**Required task**
Output every record word for word.
==== Dataset entries
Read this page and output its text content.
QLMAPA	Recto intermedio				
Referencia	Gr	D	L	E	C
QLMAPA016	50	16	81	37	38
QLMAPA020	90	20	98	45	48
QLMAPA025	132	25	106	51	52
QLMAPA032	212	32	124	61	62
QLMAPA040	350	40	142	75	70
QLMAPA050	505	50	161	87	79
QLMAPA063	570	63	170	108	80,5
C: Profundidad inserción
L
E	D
========
**Response below**
Read this page and output its text content.
QLMAPA	Recto intermedio				
Referencia	Gr	D	L	E	C
QLMAPA016	50	16	81	37	38
QLMAPA020	90	20	98	45	48
QLMAPA025	132	25	106	51	52
QLMAPA032	212	32	124	61	62
QLMAPA040	350	40	142	75	70
QLMAPA050	505	50	161	87	79
QLMAPA063	570	63	170	108	80,5
C: Profundidad inserción
L
E	D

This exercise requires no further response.